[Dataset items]

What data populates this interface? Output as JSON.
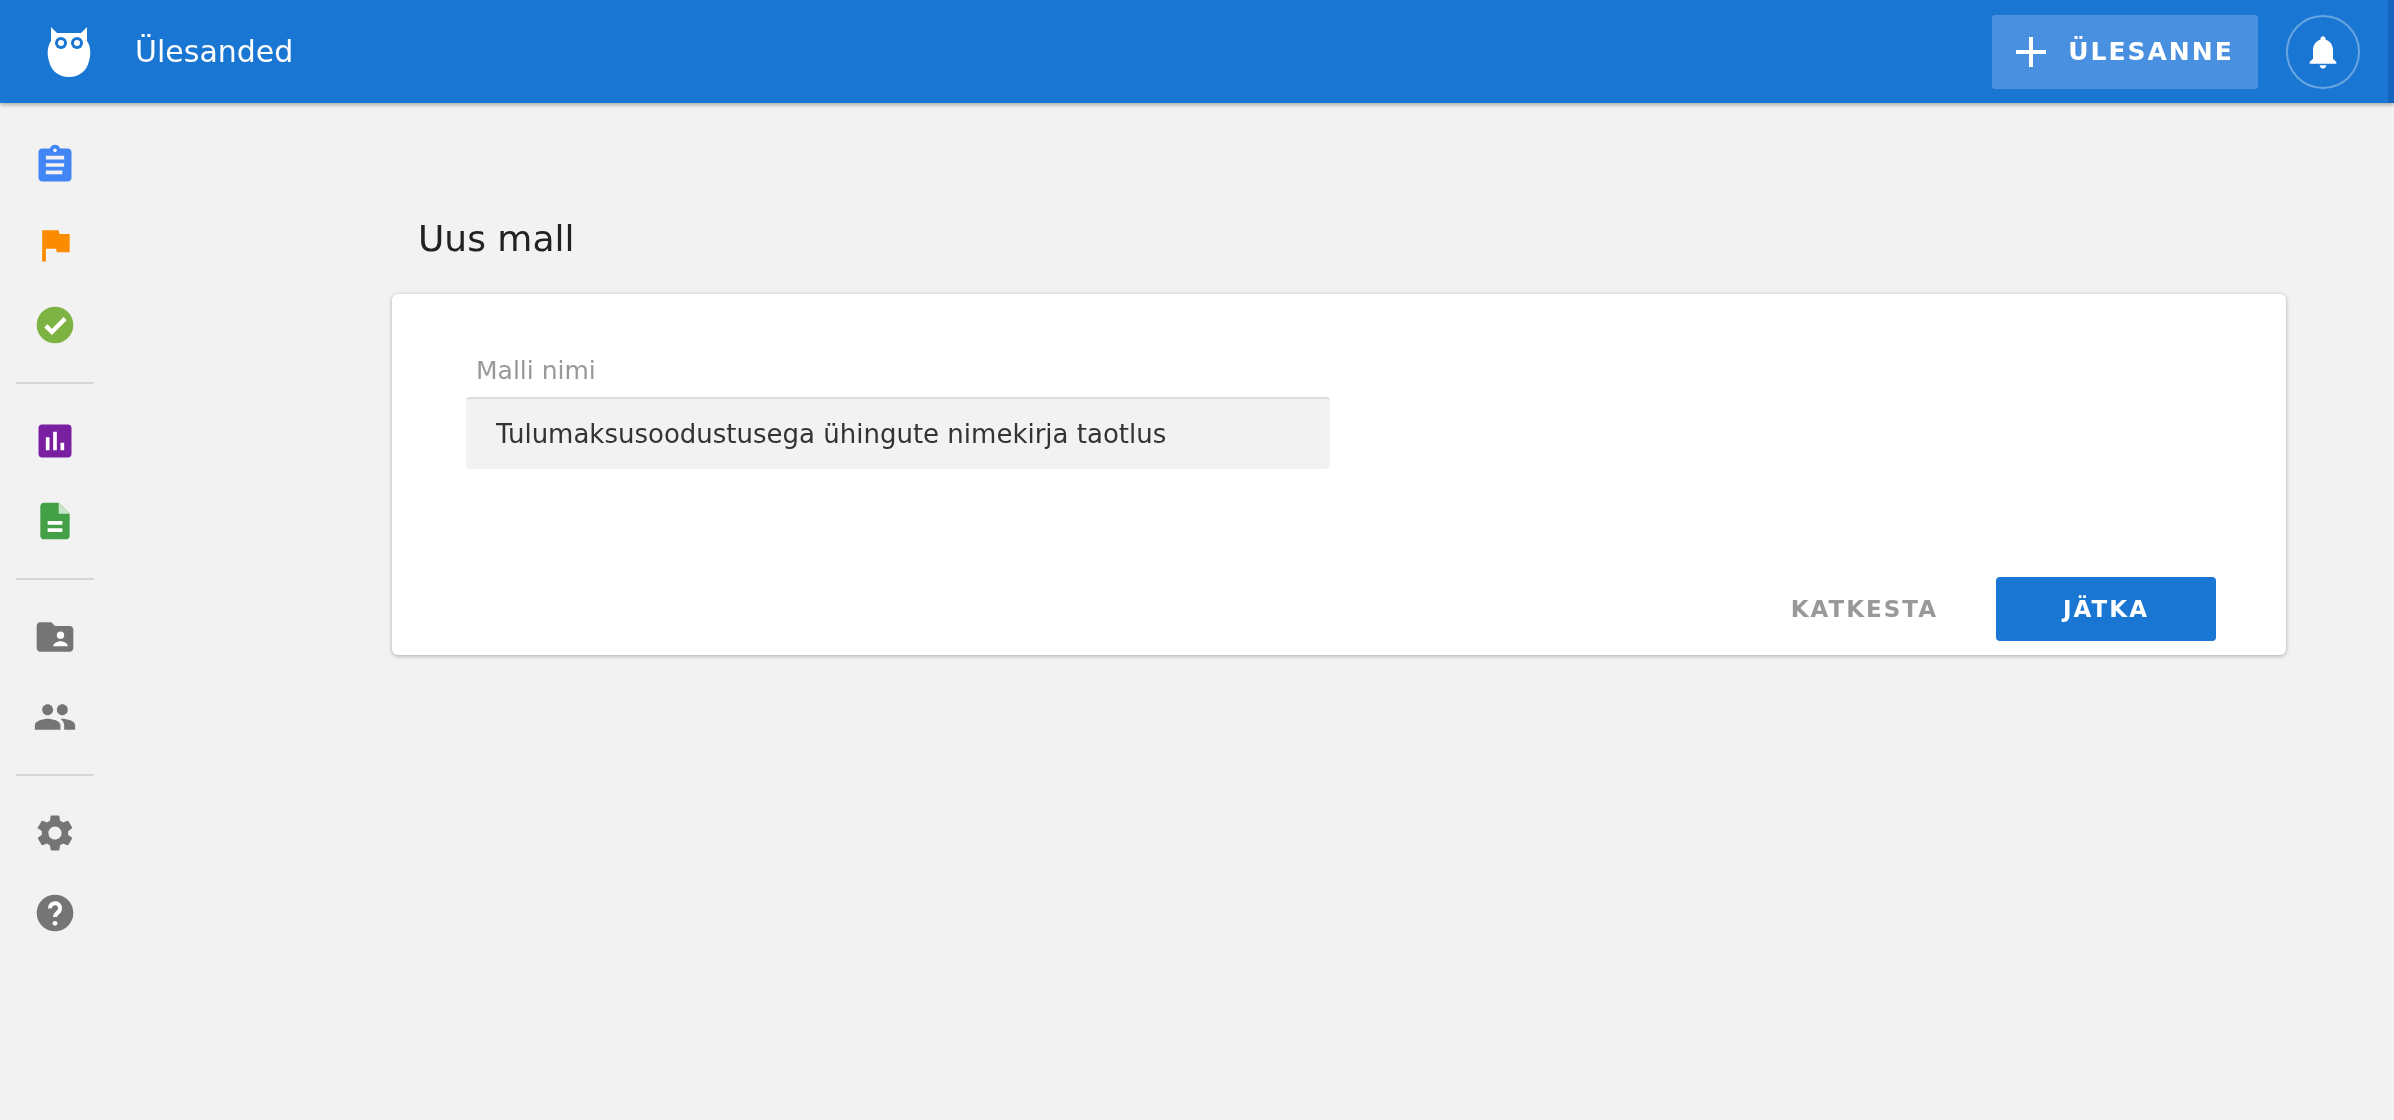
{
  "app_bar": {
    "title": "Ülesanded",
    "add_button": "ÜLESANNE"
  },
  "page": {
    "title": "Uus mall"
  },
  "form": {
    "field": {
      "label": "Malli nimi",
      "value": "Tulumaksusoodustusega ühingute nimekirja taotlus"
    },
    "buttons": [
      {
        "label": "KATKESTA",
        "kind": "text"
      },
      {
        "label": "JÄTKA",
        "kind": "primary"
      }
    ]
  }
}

What you are asked to do — The records above are to be quoted exactly, with all pictures left out.

Solution below —
What data populates this interface? Output as JSON.
{
  "app_bar": {
    "title": "Ülesanded",
    "add_button": "ÜLESANNE"
  },
  "page": {
    "title": "Uus mall"
  },
  "form": {
    "field": {
      "label": "Malli nimi",
      "value": "Tulumaksusoodustusega ühingute nimekirja taotlus"
    },
    "buttons": [
      {
        "label": "KATKESTA",
        "kind": "text"
      },
      {
        "label": "JÄTKA",
        "kind": "primary"
      }
    ]
  }
}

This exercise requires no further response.